### Data shown
────────

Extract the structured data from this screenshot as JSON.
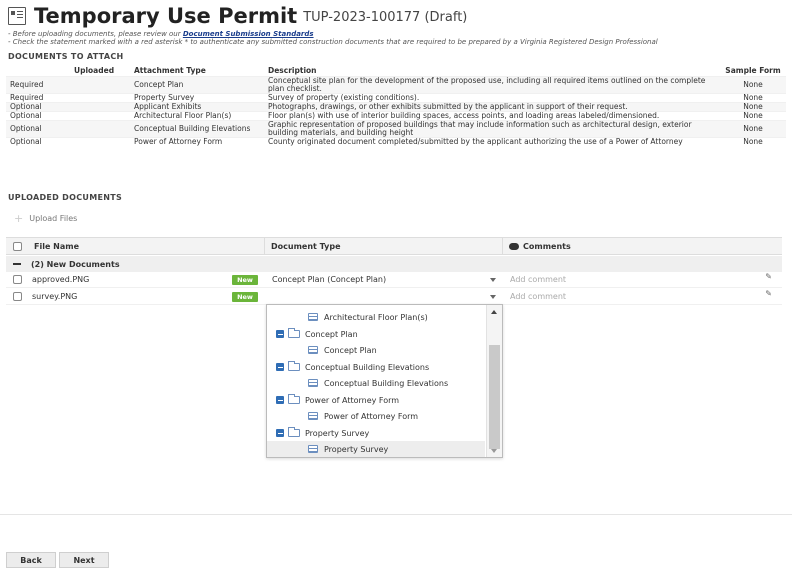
{
  "header": {
    "title": "Temporary Use Permit",
    "record_id": "TUP-2023-100177 (Draft)"
  },
  "notes": {
    "line1_prefix": "- Before uploading documents, please review our ",
    "line1_link": "Document Submission Standards",
    "line2": "- Check the statement marked with a red asterisk * to authenticate any submitted construction documents that are required to be prepared by a Virginia Registered Design Professional"
  },
  "attach_section": {
    "title": "DOCUMENTS TO ATTACH",
    "headers": {
      "required": "",
      "uploaded": "Uploaded",
      "type": "Attachment Type",
      "description": "Description",
      "sample": "Sample Form"
    },
    "rows": [
      {
        "required": "Required",
        "type": "Concept Plan",
        "description": "Conceptual site plan for the development of the proposed use, including all required items outlined on the complete plan checklist.",
        "sample": "None"
      },
      {
        "required": "Required",
        "type": "Property Survey",
        "description": "Survey of property (existing conditions).",
        "sample": "None"
      },
      {
        "required": "Optional",
        "type": "Applicant Exhibits",
        "description": "Photographs, drawings, or other exhibits submitted by the applicant in support of their request.",
        "sample": "None"
      },
      {
        "required": "Optional",
        "type": "Architectural Floor Plan(s)",
        "description": "Floor plan(s) with use of interior building spaces, access points, and loading areas labeled/dimensioned.",
        "sample": "None"
      },
      {
        "required": "Optional",
        "type": "Conceptual Building Elevations",
        "description": "Graphic representation of proposed buildings that may include information such as architectural design, exterior building materials, and building height",
        "sample": "None"
      },
      {
        "required": "Optional",
        "type": "Power of Attorney Form",
        "description": "County originated document completed/submitted by the applicant authorizing the use of a Power of Attorney",
        "sample": "None"
      }
    ]
  },
  "uploaded_section": {
    "title": "UPLOADED DOCUMENTS",
    "upload_button": "Upload Files",
    "columns": {
      "file_name": "File Name",
      "document_type": "Document Type",
      "comments": "Comments"
    },
    "group_label": "(2) New Documents",
    "files": [
      {
        "name": "approved.PNG",
        "badge": "New",
        "doc_type": "Concept Plan (Concept Plan)",
        "comment_placeholder": "Add comment"
      },
      {
        "name": "survey.PNG",
        "badge": "New",
        "doc_type": "",
        "comment_placeholder": "Add comment"
      }
    ]
  },
  "dropdown": {
    "items": [
      {
        "kind": "leaf",
        "label": "Architectural Floor Plan(s)"
      },
      {
        "kind": "folder",
        "label": "Concept Plan"
      },
      {
        "kind": "leaf",
        "label": "Concept Plan"
      },
      {
        "kind": "folder",
        "label": "Conceptual Building Elevations"
      },
      {
        "kind": "leaf",
        "label": "Conceptual Building Elevations"
      },
      {
        "kind": "folder",
        "label": "Power of Attorney Form"
      },
      {
        "kind": "leaf",
        "label": "Power of Attorney Form"
      },
      {
        "kind": "folder",
        "label": "Property Survey"
      },
      {
        "kind": "leaf",
        "label": "Property Survey",
        "selected": true
      }
    ]
  },
  "footer": {
    "back_label": "Back",
    "next_label": "Next"
  },
  "colors": {
    "new_badge": "#6bb53a",
    "link": "#1a3d8c",
    "tree_expander": "#2f6db5"
  }
}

────────

### Task goal
The listing above must be printed again exactly, minus its pictures.

### Answer for this exercise
Extract the structured data from this screenshot as JSON.
{
  "header": {
    "title": "Temporary Use Permit",
    "record_id": "TUP-2023-100177 (Draft)"
  },
  "notes": {
    "line1_prefix": "- Before uploading documents, please review our ",
    "line1_link": "Document Submission Standards",
    "line2": "- Check the statement marked with a red asterisk * to authenticate any submitted construction documents that are required to be prepared by a Virginia Registered Design Professional"
  },
  "attach_section": {
    "title": "DOCUMENTS TO ATTACH",
    "headers": {
      "required": "",
      "uploaded": "Uploaded",
      "type": "Attachment Type",
      "description": "Description",
      "sample": "Sample Form"
    },
    "rows": [
      {
        "required": "Required",
        "type": "Concept Plan",
        "description": "Conceptual site plan for the development of the proposed use, including all required items outlined on the complete plan checklist.",
        "sample": "None"
      },
      {
        "required": "Required",
        "type": "Property Survey",
        "description": "Survey of property (existing conditions).",
        "sample": "None"
      },
      {
        "required": "Optional",
        "type": "Applicant Exhibits",
        "description": "Photographs, drawings, or other exhibits submitted by the applicant in support of their request.",
        "sample": "None"
      },
      {
        "required": "Optional",
        "type": "Architectural Floor Plan(s)",
        "description": "Floor plan(s) with use of interior building spaces, access points, and loading areas labeled/dimensioned.",
        "sample": "None"
      },
      {
        "required": "Optional",
        "type": "Conceptual Building Elevations",
        "description": "Graphic representation of proposed buildings that may include information such as architectural design, exterior building materials, and building height",
        "sample": "None"
      },
      {
        "required": "Optional",
        "type": "Power of Attorney Form",
        "description": "County originated document completed/submitted by the applicant authorizing the use of a Power of Attorney",
        "sample": "None"
      }
    ]
  },
  "uploaded_section": {
    "title": "UPLOADED DOCUMENTS",
    "upload_button": "Upload Files",
    "columns": {
      "file_name": "File Name",
      "document_type": "Document Type",
      "comments": "Comments"
    },
    "group_label": "(2) New Documents",
    "files": [
      {
        "name": "approved.PNG",
        "badge": "New",
        "doc_type": "Concept Plan (Concept Plan)",
        "comment_placeholder": "Add comment"
      },
      {
        "name": "survey.PNG",
        "badge": "New",
        "doc_type": "",
        "comment_placeholder": "Add comment"
      }
    ]
  },
  "dropdown": {
    "items": [
      {
        "kind": "leaf",
        "label": "Architectural Floor Plan(s)"
      },
      {
        "kind": "folder",
        "label": "Concept Plan"
      },
      {
        "kind": "leaf",
        "label": "Concept Plan"
      },
      {
        "kind": "folder",
        "label": "Conceptual Building Elevations"
      },
      {
        "kind": "leaf",
        "label": "Conceptual Building Elevations"
      },
      {
        "kind": "folder",
        "label": "Power of Attorney Form"
      },
      {
        "kind": "leaf",
        "label": "Power of Attorney Form"
      },
      {
        "kind": "folder",
        "label": "Property Survey"
      },
      {
        "kind": "leaf",
        "label": "Property Survey",
        "selected": true
      }
    ]
  },
  "footer": {
    "back_label": "Back",
    "next_label": "Next"
  },
  "colors": {
    "new_badge": "#6bb53a",
    "link": "#1a3d8c",
    "tree_expander": "#2f6db5"
  }
}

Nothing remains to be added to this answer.